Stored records
....

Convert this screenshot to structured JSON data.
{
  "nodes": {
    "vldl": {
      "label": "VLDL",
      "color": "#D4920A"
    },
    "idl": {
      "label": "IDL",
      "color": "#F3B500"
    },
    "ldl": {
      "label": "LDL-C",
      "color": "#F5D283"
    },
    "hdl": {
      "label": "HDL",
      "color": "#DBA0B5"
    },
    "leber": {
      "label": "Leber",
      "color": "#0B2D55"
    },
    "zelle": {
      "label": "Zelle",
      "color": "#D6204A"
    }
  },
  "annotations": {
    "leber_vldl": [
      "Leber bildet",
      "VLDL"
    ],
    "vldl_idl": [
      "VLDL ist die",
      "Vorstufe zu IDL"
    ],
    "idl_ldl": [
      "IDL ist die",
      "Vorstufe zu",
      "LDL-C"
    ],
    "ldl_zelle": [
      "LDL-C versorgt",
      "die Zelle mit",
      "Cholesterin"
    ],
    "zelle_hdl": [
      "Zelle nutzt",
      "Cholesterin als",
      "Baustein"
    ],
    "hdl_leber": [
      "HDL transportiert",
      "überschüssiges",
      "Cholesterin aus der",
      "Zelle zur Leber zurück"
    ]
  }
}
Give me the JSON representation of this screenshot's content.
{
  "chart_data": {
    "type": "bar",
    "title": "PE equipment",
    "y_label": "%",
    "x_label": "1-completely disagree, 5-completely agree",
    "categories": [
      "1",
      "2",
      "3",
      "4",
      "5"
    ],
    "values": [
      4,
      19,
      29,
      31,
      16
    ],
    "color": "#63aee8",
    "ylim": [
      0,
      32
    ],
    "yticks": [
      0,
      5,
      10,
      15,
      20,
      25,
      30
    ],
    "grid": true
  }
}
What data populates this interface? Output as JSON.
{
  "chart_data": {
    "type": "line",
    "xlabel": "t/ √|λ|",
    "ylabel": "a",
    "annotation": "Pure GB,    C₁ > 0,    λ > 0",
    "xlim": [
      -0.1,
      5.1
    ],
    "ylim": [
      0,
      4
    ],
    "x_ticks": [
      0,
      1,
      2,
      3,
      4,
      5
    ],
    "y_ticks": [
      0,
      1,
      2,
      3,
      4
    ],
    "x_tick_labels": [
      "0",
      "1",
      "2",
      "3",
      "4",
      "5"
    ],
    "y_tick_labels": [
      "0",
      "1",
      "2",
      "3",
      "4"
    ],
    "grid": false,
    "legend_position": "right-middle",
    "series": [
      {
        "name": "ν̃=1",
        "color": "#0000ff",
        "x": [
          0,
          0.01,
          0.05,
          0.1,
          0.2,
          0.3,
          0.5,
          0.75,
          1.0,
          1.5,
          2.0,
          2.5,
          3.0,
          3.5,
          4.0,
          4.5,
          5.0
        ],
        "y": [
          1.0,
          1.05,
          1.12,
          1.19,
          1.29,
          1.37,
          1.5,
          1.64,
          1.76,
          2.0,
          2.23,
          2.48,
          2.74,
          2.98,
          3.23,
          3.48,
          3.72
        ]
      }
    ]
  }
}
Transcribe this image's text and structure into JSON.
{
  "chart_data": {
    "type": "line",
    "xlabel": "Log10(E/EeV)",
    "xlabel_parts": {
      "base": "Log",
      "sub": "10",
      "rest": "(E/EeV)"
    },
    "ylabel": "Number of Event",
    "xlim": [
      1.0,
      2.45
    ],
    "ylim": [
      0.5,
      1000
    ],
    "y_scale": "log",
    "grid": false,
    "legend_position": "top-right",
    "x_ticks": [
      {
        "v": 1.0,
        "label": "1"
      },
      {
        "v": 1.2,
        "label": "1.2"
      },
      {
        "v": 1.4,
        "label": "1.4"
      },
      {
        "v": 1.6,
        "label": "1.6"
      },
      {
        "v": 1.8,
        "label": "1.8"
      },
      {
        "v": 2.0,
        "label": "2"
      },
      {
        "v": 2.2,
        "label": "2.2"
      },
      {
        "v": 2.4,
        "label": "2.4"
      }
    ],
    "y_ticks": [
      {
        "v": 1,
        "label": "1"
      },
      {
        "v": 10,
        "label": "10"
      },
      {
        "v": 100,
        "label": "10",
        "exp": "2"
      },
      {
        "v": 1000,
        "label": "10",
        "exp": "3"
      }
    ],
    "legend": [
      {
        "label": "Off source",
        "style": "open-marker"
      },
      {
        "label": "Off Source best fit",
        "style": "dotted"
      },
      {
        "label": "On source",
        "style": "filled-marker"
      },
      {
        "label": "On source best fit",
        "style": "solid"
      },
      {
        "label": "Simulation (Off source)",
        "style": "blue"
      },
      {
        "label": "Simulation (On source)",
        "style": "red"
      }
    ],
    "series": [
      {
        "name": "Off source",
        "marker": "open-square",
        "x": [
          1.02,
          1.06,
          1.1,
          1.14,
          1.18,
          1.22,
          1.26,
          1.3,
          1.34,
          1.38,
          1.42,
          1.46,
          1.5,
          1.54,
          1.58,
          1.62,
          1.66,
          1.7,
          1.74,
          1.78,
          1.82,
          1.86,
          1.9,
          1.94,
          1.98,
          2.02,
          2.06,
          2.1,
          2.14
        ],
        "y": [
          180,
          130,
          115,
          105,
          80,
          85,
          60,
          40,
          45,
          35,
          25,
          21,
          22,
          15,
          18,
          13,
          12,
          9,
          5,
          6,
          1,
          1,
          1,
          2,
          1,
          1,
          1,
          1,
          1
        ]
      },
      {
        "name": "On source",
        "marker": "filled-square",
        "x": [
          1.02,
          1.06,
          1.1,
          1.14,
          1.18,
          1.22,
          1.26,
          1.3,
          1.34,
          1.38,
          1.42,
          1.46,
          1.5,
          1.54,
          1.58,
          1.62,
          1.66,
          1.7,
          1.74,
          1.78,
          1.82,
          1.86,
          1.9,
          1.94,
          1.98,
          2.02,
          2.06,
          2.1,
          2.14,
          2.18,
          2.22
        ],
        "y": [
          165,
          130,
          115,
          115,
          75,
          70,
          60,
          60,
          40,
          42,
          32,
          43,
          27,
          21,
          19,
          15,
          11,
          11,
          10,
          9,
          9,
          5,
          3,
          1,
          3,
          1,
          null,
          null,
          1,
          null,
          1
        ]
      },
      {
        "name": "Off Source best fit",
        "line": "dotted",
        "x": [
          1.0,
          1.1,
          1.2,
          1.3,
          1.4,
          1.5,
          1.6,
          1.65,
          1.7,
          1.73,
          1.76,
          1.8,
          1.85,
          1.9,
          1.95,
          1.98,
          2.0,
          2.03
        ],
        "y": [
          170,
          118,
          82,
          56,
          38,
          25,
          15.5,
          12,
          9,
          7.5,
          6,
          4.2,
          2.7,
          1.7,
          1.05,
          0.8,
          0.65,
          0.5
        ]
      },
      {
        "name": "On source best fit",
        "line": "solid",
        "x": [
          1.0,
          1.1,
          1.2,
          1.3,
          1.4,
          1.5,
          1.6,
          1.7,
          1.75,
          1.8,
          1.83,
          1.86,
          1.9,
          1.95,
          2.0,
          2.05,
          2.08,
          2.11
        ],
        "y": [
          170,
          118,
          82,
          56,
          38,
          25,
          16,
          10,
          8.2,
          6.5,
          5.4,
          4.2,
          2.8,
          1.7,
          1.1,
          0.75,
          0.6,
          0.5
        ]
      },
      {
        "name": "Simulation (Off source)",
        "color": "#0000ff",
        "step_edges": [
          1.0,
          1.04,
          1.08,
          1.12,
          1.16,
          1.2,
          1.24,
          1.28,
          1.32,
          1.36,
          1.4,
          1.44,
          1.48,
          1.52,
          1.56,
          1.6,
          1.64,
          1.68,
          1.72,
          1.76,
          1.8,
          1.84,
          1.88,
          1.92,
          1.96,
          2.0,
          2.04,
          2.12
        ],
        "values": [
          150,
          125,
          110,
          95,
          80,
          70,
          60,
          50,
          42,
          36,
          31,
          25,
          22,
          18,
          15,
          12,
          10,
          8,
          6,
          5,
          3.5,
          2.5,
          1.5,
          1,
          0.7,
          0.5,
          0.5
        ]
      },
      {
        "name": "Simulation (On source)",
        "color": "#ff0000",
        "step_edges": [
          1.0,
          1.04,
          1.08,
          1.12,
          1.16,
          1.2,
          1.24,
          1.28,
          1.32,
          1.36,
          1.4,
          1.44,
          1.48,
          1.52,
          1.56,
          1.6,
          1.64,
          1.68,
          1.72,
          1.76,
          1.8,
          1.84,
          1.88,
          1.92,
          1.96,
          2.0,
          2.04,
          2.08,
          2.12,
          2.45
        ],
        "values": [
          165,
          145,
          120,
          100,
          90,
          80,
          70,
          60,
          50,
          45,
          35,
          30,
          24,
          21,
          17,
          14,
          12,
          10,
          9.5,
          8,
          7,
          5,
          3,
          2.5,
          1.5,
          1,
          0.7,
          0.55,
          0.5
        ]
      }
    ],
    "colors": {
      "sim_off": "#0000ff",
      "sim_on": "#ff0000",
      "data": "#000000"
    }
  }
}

....

Wherever the word "JSON" occurs in a line of the listing, copy that line.

# [ANSWER TO THE TASK]
Convert this screenshot to structured JSON data.
Give me the JSON representation of this screenshot's content.
What data populates this interface? Output as JSON.
Transcribe this image's text and structure into JSON.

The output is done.